◆ **Requirements**: In the records that follow, locate every line with "into" and extract it.

◆ **Provided data**:
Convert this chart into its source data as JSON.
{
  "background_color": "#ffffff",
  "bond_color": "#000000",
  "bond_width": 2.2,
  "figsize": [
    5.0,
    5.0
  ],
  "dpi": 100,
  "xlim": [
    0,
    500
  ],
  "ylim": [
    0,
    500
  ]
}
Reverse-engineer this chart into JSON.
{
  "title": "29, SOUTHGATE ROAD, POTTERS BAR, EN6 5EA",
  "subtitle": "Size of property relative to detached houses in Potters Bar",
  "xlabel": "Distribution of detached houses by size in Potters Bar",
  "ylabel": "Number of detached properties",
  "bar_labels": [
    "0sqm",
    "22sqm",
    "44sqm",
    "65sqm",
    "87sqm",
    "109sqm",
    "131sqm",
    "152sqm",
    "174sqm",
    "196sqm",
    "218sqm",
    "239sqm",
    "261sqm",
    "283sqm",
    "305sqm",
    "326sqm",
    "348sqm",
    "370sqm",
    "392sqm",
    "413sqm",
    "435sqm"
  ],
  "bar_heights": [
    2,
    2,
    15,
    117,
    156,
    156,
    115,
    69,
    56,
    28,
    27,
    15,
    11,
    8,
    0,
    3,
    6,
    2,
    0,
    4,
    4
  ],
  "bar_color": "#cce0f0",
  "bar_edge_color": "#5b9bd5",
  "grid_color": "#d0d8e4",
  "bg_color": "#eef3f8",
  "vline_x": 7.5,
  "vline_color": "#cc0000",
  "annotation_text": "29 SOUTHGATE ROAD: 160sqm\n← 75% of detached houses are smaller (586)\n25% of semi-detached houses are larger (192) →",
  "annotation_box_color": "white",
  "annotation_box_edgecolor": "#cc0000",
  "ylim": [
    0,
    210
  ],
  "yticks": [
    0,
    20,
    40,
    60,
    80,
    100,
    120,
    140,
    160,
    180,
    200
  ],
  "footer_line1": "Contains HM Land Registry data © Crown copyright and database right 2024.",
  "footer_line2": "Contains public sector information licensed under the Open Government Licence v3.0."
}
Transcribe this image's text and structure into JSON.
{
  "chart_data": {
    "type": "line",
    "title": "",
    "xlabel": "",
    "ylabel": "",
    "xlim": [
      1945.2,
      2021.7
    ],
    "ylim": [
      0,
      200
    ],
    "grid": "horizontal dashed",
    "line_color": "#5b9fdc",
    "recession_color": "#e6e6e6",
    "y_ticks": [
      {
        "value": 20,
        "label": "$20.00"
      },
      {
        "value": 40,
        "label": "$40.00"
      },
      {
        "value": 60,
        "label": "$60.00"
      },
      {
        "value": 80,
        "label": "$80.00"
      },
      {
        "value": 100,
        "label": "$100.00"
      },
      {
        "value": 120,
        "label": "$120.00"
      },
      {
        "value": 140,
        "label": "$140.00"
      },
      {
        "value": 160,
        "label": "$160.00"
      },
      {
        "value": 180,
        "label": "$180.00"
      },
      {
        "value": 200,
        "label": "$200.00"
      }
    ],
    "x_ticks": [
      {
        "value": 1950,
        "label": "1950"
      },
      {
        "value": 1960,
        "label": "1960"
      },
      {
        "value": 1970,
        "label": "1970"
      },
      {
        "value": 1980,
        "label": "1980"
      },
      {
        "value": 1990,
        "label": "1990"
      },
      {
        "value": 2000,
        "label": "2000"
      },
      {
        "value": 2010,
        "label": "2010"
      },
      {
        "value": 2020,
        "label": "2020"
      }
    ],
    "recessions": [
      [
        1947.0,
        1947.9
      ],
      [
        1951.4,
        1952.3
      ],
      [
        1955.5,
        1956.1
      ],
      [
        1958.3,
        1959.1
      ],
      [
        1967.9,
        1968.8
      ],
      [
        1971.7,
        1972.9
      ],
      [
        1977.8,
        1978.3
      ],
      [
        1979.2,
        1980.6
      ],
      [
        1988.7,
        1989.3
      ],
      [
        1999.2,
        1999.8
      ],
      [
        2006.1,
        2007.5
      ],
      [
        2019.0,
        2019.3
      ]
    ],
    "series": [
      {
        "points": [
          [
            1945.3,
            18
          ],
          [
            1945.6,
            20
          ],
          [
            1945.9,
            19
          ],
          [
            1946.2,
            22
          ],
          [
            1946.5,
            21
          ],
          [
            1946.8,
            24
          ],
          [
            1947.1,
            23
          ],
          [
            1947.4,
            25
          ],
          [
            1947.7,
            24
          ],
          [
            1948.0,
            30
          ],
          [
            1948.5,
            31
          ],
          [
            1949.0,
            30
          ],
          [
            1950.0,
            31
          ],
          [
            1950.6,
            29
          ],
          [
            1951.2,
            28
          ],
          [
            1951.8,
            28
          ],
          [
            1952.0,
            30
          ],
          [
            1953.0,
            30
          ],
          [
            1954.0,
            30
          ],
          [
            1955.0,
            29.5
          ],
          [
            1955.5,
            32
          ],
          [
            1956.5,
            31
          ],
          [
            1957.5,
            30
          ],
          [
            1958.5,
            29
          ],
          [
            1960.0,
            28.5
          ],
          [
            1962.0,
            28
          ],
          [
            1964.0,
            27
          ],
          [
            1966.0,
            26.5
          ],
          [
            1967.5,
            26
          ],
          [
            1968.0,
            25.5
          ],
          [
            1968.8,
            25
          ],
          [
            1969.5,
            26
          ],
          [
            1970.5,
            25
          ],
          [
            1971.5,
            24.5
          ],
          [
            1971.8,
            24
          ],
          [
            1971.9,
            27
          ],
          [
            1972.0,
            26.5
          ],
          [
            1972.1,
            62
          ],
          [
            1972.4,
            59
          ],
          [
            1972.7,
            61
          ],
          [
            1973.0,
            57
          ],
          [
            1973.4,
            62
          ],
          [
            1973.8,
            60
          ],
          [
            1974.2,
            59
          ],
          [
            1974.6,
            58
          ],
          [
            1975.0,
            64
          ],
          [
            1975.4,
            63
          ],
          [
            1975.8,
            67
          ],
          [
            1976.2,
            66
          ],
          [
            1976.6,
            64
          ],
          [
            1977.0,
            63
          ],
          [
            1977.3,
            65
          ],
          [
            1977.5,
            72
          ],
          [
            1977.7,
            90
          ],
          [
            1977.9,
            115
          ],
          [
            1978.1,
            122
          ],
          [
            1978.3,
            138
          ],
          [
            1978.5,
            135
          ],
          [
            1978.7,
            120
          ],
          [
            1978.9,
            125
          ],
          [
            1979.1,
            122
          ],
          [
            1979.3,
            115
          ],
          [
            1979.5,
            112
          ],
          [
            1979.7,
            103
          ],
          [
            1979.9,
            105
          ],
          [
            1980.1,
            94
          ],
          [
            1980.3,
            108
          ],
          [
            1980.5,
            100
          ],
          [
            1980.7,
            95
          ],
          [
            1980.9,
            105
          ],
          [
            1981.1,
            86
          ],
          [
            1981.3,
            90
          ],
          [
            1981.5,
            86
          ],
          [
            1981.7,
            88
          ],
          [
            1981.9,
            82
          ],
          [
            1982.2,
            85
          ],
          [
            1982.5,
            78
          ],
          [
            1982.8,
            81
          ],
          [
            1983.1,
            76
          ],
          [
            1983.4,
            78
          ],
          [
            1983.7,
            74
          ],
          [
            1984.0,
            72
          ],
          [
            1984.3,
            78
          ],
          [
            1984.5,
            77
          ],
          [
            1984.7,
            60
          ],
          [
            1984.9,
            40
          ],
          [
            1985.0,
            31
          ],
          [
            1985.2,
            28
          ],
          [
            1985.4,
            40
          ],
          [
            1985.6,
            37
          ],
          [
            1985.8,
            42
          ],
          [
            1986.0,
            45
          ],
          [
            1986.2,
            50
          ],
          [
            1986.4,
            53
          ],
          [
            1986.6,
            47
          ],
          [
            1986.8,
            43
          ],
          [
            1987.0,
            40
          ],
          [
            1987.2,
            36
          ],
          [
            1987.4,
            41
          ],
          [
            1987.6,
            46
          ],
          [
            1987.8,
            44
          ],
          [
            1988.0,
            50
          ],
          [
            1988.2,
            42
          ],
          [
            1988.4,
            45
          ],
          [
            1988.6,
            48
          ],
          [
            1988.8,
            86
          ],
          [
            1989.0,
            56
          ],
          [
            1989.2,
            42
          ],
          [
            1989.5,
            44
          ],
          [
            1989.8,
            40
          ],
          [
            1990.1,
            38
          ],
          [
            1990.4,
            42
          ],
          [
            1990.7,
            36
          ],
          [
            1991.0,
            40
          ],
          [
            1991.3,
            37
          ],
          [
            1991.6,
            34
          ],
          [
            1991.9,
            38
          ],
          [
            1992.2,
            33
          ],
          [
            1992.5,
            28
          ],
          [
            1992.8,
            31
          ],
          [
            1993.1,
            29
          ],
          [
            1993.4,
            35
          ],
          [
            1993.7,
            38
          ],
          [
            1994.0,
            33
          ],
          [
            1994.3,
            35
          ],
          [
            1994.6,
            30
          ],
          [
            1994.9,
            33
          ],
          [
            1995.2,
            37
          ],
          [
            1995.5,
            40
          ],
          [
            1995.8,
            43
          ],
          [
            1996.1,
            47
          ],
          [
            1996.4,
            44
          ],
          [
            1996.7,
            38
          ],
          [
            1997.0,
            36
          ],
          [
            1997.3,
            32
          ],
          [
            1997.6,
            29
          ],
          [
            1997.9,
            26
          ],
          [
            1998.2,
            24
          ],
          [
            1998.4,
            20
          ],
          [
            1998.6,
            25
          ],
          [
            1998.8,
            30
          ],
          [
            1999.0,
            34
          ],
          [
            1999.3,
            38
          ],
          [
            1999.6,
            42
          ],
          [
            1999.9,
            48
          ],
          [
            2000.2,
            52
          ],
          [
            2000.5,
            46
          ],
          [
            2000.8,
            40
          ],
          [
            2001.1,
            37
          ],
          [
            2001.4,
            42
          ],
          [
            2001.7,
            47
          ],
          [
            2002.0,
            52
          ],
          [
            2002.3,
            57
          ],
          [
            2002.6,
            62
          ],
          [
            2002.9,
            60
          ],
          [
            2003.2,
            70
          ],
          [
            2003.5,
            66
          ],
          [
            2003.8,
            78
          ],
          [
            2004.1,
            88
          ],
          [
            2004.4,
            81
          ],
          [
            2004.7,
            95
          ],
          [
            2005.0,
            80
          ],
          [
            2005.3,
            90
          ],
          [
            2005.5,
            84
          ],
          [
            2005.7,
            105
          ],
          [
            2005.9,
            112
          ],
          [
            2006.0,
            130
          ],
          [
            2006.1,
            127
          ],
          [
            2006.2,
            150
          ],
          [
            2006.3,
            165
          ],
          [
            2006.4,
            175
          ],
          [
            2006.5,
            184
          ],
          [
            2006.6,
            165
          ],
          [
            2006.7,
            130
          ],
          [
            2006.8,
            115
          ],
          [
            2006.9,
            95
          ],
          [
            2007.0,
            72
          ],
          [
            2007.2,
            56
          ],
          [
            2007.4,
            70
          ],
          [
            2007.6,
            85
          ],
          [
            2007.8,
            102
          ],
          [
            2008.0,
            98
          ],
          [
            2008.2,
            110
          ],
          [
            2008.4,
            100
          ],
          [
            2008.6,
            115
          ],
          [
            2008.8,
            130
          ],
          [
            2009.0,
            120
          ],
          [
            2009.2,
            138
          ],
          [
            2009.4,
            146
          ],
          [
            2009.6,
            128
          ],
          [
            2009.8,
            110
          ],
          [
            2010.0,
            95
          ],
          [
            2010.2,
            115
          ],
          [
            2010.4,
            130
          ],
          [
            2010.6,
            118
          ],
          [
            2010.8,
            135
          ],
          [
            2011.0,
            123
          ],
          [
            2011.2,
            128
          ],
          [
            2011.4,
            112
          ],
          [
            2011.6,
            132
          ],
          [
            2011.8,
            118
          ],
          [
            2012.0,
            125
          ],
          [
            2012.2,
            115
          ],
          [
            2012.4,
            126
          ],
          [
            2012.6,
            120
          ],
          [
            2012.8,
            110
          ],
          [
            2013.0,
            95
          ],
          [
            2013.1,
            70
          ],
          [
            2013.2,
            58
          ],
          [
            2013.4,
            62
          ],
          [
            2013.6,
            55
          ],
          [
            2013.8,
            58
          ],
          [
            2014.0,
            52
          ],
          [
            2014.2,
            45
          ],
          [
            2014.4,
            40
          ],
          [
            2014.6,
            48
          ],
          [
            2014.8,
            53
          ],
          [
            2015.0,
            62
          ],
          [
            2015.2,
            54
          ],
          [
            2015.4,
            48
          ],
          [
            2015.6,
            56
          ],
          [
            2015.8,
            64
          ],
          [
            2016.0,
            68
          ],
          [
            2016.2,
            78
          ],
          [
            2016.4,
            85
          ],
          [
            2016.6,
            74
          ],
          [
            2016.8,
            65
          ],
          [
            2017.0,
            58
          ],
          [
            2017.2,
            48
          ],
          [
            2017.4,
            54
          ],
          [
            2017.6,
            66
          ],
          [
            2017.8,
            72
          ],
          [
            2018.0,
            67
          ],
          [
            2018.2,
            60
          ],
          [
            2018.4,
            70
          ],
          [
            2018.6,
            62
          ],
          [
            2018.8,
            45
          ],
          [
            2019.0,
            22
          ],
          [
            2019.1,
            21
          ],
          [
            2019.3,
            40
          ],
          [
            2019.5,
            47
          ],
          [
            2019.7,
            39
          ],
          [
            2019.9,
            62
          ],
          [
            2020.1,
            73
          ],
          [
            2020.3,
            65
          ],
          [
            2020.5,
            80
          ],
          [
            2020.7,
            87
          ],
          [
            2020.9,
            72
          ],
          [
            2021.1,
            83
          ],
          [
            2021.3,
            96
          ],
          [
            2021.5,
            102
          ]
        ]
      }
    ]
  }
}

◆ **Exercise solution**:
Convert this chart into its source data as JSON.
Reverse-engineer this chart into JSON.
Transcribe this image's text and structure into JSON.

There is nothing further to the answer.